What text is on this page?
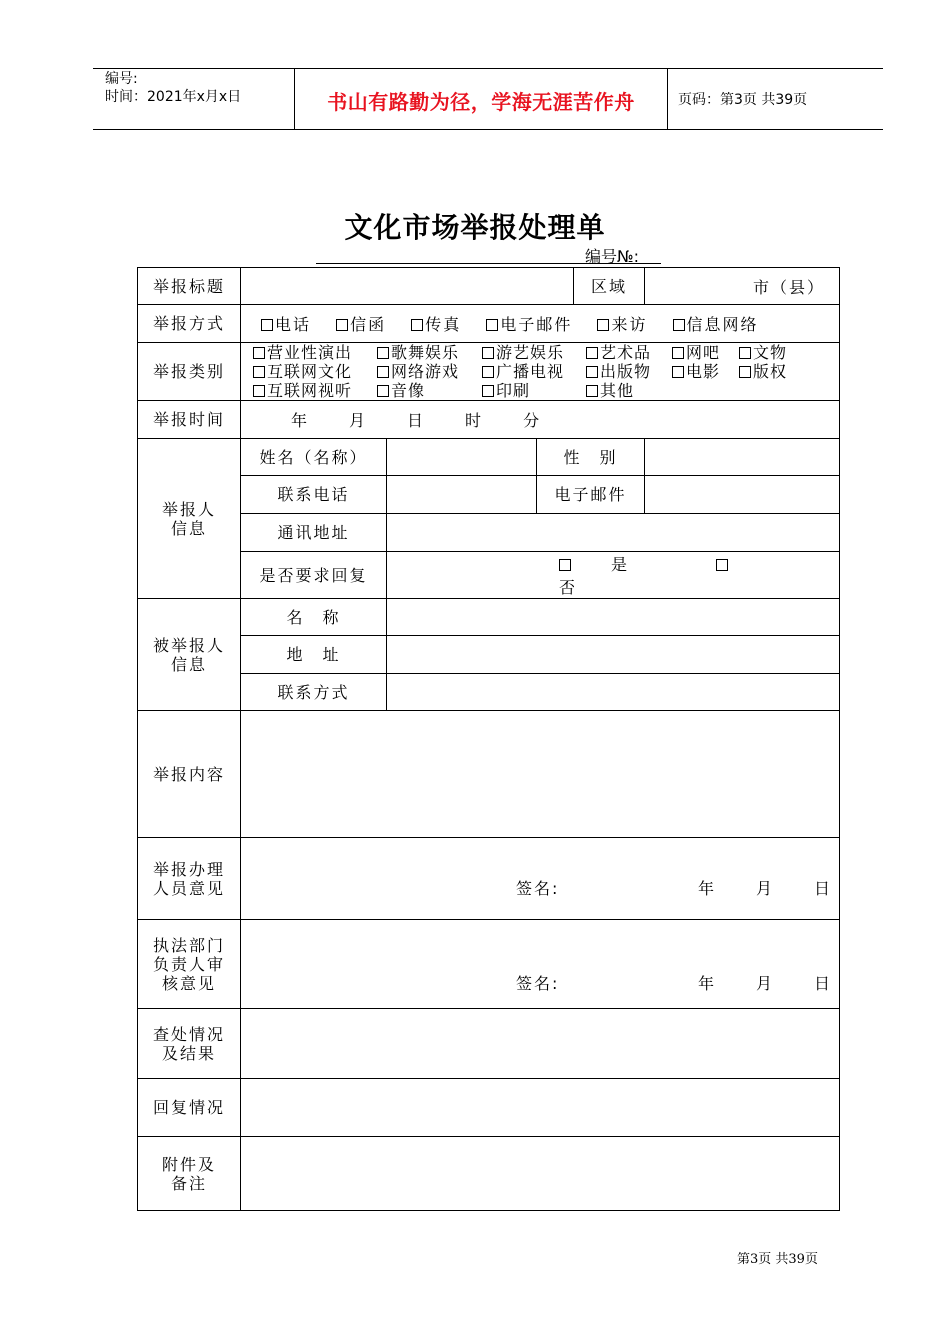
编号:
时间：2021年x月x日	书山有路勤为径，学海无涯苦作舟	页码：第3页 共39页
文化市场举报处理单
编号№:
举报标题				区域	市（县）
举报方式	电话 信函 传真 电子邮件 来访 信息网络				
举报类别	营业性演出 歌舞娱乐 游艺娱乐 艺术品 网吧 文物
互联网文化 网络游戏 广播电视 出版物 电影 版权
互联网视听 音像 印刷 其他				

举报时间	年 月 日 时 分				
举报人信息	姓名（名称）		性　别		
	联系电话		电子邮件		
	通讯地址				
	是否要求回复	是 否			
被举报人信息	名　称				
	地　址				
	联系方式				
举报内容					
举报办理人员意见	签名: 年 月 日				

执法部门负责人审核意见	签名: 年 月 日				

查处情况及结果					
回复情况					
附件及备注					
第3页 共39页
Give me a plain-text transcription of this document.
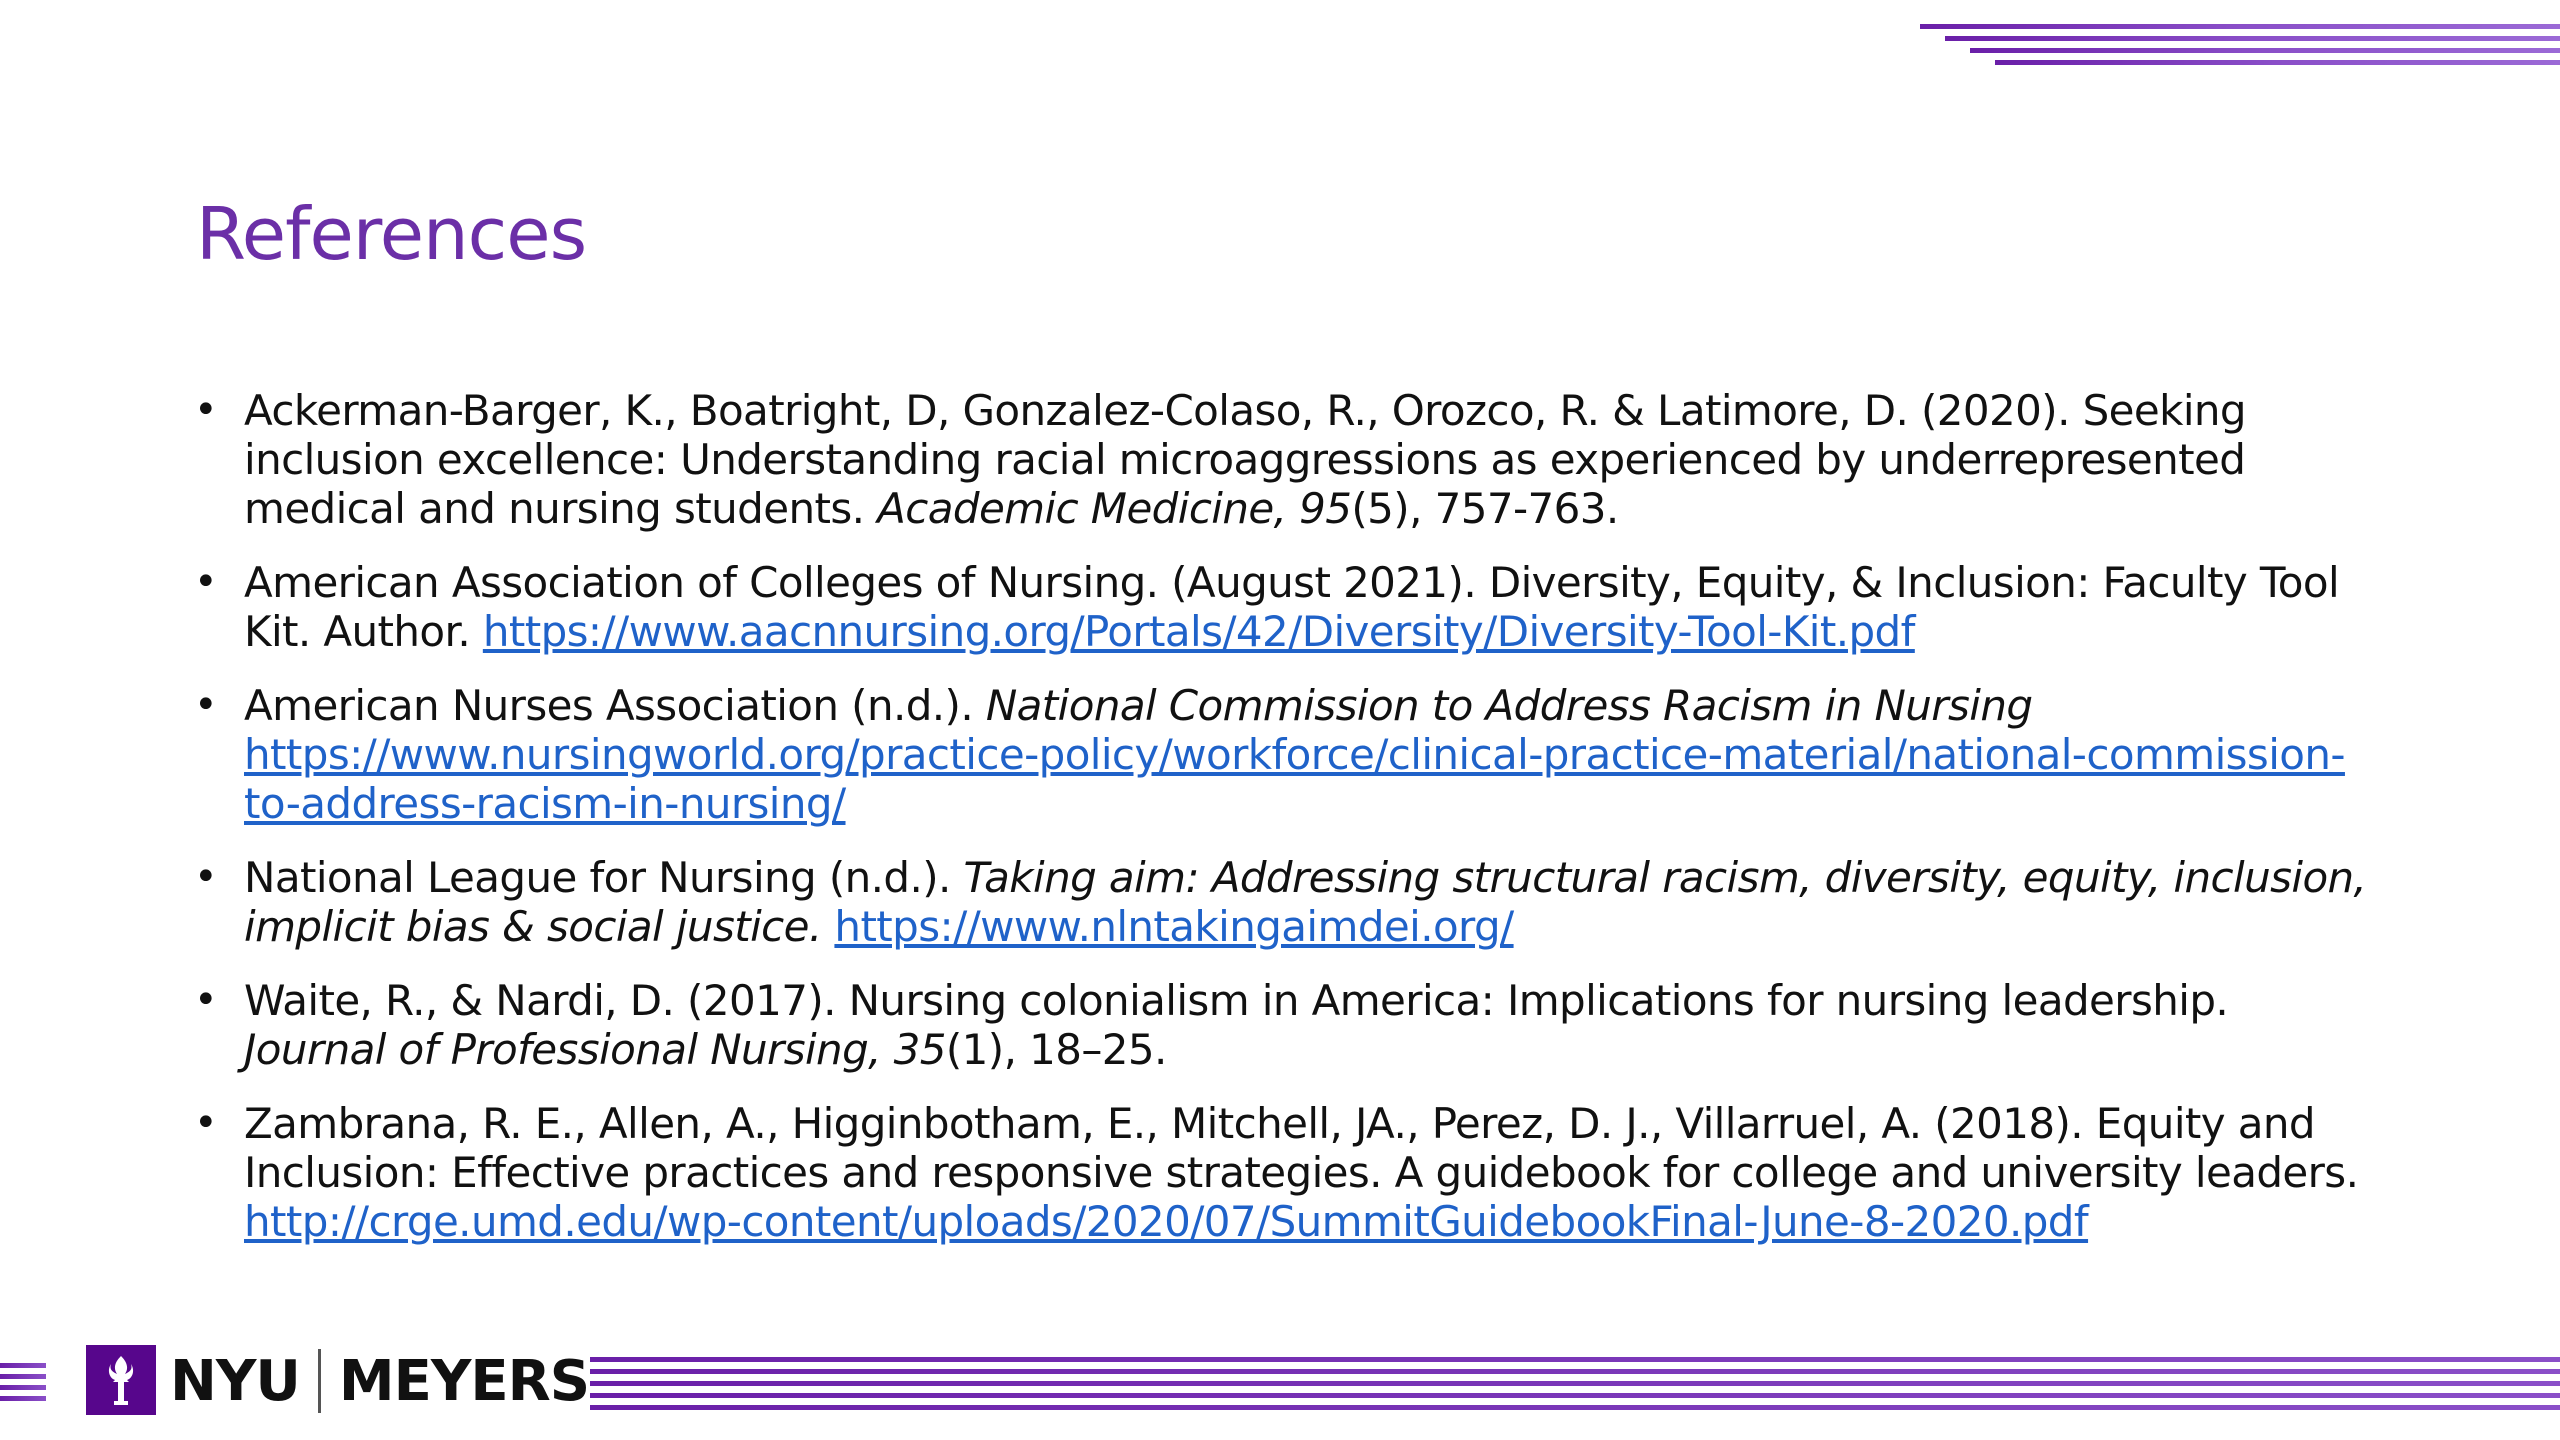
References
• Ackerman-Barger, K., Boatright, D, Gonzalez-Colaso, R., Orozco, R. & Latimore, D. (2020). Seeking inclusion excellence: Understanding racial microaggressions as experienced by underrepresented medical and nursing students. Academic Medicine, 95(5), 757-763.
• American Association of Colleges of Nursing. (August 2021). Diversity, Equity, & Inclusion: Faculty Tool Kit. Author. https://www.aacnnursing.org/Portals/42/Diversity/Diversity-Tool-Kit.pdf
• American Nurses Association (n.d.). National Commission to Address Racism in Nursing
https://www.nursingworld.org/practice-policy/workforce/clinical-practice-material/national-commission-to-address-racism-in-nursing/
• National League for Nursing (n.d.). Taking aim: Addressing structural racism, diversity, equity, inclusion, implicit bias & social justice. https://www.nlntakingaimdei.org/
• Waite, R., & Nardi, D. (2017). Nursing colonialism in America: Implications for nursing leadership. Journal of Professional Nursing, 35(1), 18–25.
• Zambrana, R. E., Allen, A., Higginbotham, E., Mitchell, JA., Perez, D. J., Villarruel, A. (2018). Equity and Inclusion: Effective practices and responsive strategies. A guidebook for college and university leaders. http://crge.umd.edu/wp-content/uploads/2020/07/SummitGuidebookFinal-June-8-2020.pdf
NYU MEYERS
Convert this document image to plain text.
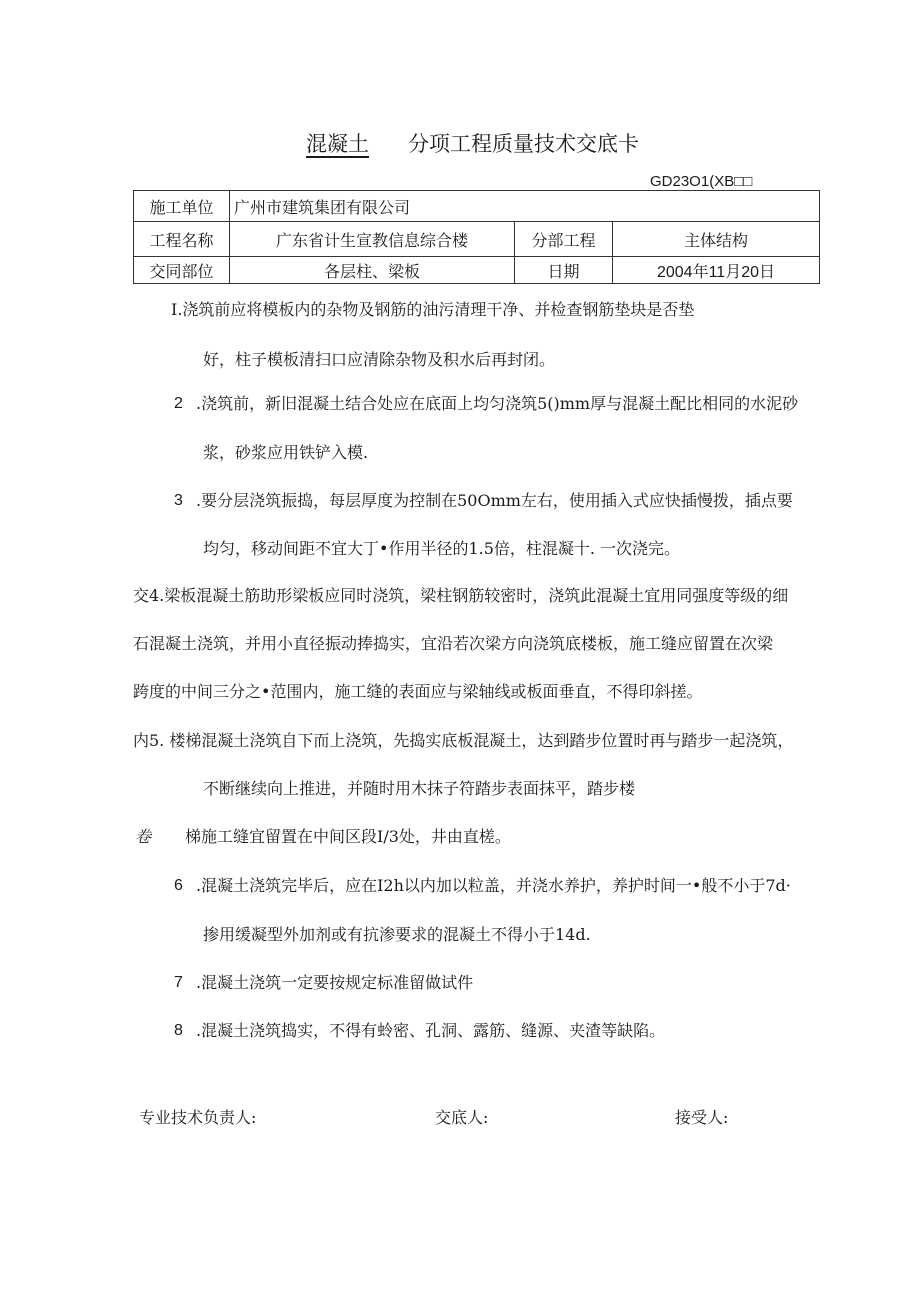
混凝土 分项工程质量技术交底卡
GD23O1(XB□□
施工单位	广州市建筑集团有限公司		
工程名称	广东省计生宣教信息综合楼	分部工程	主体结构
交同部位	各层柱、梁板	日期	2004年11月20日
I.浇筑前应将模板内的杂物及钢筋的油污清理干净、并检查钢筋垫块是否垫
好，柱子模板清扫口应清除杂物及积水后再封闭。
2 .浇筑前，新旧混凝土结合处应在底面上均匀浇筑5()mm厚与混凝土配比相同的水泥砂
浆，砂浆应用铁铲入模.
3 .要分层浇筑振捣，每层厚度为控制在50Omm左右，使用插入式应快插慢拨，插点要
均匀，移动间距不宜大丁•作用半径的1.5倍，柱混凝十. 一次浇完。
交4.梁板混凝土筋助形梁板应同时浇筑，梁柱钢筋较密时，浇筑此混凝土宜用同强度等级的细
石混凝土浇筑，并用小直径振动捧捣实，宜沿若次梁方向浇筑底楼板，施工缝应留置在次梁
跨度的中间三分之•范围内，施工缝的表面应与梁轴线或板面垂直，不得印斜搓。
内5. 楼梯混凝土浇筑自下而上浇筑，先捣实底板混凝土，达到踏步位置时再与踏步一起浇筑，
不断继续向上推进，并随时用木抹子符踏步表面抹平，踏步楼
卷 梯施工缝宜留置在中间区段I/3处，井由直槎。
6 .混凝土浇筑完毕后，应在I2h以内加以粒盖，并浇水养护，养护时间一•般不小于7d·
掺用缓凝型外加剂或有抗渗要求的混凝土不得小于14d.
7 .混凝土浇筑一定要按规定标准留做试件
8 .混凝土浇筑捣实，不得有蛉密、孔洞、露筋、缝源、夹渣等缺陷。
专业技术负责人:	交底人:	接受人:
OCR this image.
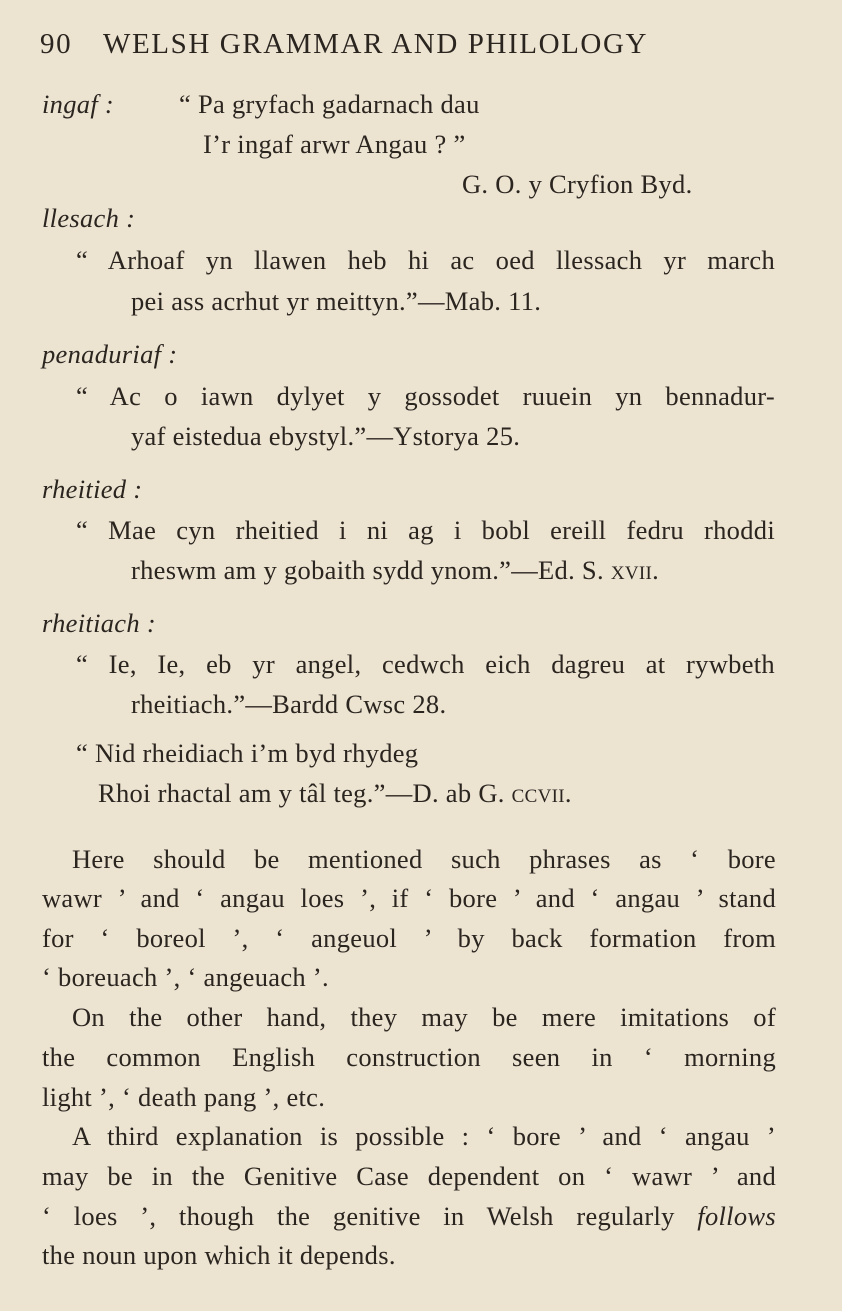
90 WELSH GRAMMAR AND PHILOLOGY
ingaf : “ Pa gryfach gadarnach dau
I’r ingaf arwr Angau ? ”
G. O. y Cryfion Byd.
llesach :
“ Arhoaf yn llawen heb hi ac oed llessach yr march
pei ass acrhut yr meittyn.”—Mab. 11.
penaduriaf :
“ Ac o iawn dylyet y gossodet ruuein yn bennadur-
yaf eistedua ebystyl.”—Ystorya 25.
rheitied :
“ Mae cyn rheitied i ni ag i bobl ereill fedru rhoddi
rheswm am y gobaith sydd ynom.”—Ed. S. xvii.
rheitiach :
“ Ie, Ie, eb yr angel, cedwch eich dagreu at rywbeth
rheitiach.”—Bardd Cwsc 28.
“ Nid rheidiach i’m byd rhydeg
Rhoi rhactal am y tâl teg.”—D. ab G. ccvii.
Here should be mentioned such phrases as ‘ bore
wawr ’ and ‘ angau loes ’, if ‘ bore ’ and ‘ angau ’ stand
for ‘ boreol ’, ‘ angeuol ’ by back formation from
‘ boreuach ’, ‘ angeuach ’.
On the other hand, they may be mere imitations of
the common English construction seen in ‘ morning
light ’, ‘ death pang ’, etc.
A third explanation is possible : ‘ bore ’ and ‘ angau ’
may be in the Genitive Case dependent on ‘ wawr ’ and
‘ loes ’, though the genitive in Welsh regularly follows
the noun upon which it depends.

WHAT YOU HAVE TO DO – Find the string "image" in the records, then copy each line where it occurs.

CORRECT ANSWER –
Convert this document image to plain text.
OCR this image.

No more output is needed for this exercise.